__指示内容 1__
記録の冒頭から「macd-label: MACD:: [255, 406, 296, 420]」を含む行までを、両端の行も含めて一字一句そのまま書き出してもらえますか？

__本文の抜粋__
■ ■ ■ ■ ■

1. オフショア開発の「開発体制」の種類
オフショア開発の「開発体制」の種類は以下の2つです。
- 受託型
- ラボ型
それぞれの開発体制について詳しく解説します。
1-1. 受託型
オフショア開発の「開発体制」の1つ目は、受託型です。
受注側企業が発注側企業から開発を受託するため、「受託型」と表現されています。「受託」と書かれていますが、開発する発注側企業にとっては、開発を「委託」することになります。受託型のオフショア開発では請負契約を締結するため、請負型と表現する場合もあります。
契約形態としては、発注側企業は開発を委託し、受注側企業は開発を受託する請負契約です。受注側企業は、発注側企業から提出された仕様書から開発にかかる費用や期間を計算し、見積もりを提示します。契約が成立したあとは、提出された仕様書にもとづいて受注側企業が開発を行い、納期までに完成した製品やサービスを納品します。
基本的には、開発途中での仕様の変更や追加には対応しません。仕様が変わったり追加されたりすると、当初の開発費用や開発期間が変わってしまい、納期までに納品できなくなる可能性があるためです。
発注側企業のプロダクトマネージャーやブリッジSEから、開発の進捗状況についての報告を定期的にもらえますが、発注側企業が開発の進め方などに直接指示を出すことはありません。分かりやすくいえば、開発を丸投げでき、納期までに納品されることが保証された開発体制といえるでしょう。受託型のオフショア開発の具体的なメリット・デメリットについては後述します。
1-2. ラボ型
オフショア開発の「開発体制」の2つ目は、ラボ型です。
受注側企業が発注側企業に対し、開発チームと開発環境を提供します。受注側企業が発注側企業から開発を受託する、発注側企業が開発を委託するという点では、前述した「受託型」と同じです。イメージとしては、受注側企業が海外の拠点に構築した開発ラボを一定期間だけ借りる形となります。
ラボ型のオフショア開発の契約形態は準委任契約です。契約書に記載された期間だけ開発チームと開発環境が提供され、契約書に記載された費用を支払います。提供される開発チームには、プログラマーやデザイナー、プロダクトマネージャー、ブリッジSEなど、さまざまなエンジニアが編成されます。
費用の支払い方法としては、月額払いが採用されるケースが一般的です。提供されるのは開発チームと開発環境だけで、受託型のように完成した製品やサービスが納品されるわけではありません。

■ ■ ■ ■ ■

__記録の抜粋__
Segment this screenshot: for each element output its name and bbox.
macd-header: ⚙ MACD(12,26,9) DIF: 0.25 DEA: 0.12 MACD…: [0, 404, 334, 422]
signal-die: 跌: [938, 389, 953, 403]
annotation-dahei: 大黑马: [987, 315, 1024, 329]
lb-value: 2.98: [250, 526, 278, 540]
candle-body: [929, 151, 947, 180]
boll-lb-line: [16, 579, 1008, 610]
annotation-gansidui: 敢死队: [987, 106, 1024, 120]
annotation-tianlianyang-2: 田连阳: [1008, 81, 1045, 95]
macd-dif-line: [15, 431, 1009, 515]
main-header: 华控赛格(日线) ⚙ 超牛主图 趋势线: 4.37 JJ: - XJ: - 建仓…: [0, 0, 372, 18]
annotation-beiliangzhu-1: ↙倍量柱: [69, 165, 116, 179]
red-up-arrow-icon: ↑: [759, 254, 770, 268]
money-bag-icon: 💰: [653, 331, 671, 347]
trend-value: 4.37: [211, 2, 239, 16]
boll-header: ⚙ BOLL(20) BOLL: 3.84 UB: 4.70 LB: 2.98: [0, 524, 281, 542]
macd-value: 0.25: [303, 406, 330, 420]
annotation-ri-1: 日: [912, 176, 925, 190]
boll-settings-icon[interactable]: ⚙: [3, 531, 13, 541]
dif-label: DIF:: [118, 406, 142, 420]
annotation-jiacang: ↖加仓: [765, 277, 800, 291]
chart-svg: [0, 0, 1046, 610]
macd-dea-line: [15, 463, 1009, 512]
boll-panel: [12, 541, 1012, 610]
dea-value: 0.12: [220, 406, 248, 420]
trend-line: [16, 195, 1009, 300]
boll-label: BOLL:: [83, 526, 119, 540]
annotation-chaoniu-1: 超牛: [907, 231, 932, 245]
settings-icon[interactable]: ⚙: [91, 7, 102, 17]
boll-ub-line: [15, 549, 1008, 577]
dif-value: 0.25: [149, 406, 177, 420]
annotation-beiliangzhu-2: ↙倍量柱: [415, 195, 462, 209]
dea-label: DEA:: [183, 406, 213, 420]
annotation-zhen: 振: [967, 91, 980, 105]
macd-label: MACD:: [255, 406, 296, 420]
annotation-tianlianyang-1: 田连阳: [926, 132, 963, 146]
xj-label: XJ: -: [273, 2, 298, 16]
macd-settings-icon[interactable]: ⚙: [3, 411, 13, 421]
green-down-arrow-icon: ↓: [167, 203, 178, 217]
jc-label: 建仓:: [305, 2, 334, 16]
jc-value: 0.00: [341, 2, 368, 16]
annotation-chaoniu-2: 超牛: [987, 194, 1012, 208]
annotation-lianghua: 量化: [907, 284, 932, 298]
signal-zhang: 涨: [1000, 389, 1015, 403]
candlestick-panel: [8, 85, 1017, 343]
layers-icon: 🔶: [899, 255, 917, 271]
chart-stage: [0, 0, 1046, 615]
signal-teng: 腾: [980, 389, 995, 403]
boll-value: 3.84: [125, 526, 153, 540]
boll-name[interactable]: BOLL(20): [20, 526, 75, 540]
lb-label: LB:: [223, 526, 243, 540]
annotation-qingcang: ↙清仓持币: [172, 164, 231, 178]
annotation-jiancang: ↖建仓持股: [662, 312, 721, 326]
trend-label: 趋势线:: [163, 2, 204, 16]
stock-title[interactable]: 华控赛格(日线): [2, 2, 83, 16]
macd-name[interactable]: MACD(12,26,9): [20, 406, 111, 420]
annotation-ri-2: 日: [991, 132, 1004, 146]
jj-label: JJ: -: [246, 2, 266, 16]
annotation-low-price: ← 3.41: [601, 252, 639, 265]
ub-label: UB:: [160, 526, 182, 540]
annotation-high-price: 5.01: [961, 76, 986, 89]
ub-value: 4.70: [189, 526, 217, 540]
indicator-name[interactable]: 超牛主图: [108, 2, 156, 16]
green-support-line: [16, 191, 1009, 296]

■ ■ ■ ■ ■

__指示内容 2__
オフショア開発の開発体制に関する本文の内容と、次の (a)〜(c) は一致していますか？それぞれ「はい」か「いいえ」で答え、判断の決め手となる本文の語句をそのまま引用してください。
(a) 受託型のオフショア開発では請負契約が結ばれる。
(b) ラボ型では、完成した製品やサービスが納品される。
(c) ラボ型の費用は、一括払いで支払うのが一般的である。

__完全な回答 1__
Segment this screenshot: for each element output its name and bbox.
macd-header: ⚙ MACD(12,26,9) DIF: 0.25 DEA: 0.12 MACD…: [0, 404, 334, 422]
signal-die: 跌: [938, 389, 953, 403]
annotation-dahei: 大黑马: [987, 315, 1024, 329]
lb-value: 2.98: [250, 526, 278, 540]
candle-body: [929, 151, 947, 180]
boll-lb-line: [16, 579, 1008, 610]
annotation-gansidui: 敢死队: [987, 106, 1024, 120]
annotation-tianlianyang-2: 田连阳: [1008, 81, 1045, 95]
macd-dif-line: [15, 431, 1009, 515]
main-header: 华控赛格(日线) ⚙ 超牛主图 趋势线: 4.37 JJ: - XJ: - 建仓…: [0, 0, 372, 18]
annotation-beiliangzhu-1: ↙倍量柱: [69, 165, 116, 179]
red-up-arrow-icon: ↑: [759, 254, 770, 268]
money-bag-icon: 💰: [653, 331, 671, 347]
trend-value: 4.37: [211, 2, 239, 16]
boll-header: ⚙ BOLL(20) BOLL: 3.84 UB: 4.70 LB: 2.98: [0, 524, 281, 542]
macd-value: 0.25: [303, 406, 330, 420]
annotation-ri-1: 日: [912, 176, 925, 190]
boll-settings-icon[interactable]: ⚙: [3, 531, 13, 541]
dif-label: DIF:: [118, 406, 142, 420]
annotation-jiacang: ↖加仓: [765, 277, 800, 291]
chart-svg: [0, 0, 1046, 610]
macd-dea-line: [15, 463, 1009, 512]
boll-panel: [12, 541, 1012, 610]
dea-value: 0.12: [220, 406, 248, 420]
trend-line: [16, 195, 1009, 300]
boll-label: BOLL:: [83, 526, 119, 540]
annotation-chaoniu-1: 超牛: [907, 231, 932, 245]
settings-icon[interactable]: ⚙: [91, 7, 102, 17]
boll-ub-line: [15, 549, 1008, 577]
dif-value: 0.25: [149, 406, 177, 420]
annotation-beiliangzhu-2: ↙倍量柱: [415, 195, 462, 209]
dea-label: DEA:: [183, 406, 213, 420]
annotation-zhen: 振: [967, 91, 980, 105]
macd-label: MACD:: [255, 406, 296, 420]

__完全な回答 2__
(a) はい。「受託型のオフショア開発では請負契約を締結するため、請負型と表現する場合もあります。」
(b) いいえ。「受託型のように完成した製品やサービスが納品されるわけではありません。」
(c) いいえ。「費用の支払い方法としては、月額払いが採用されるケースが一般的です。」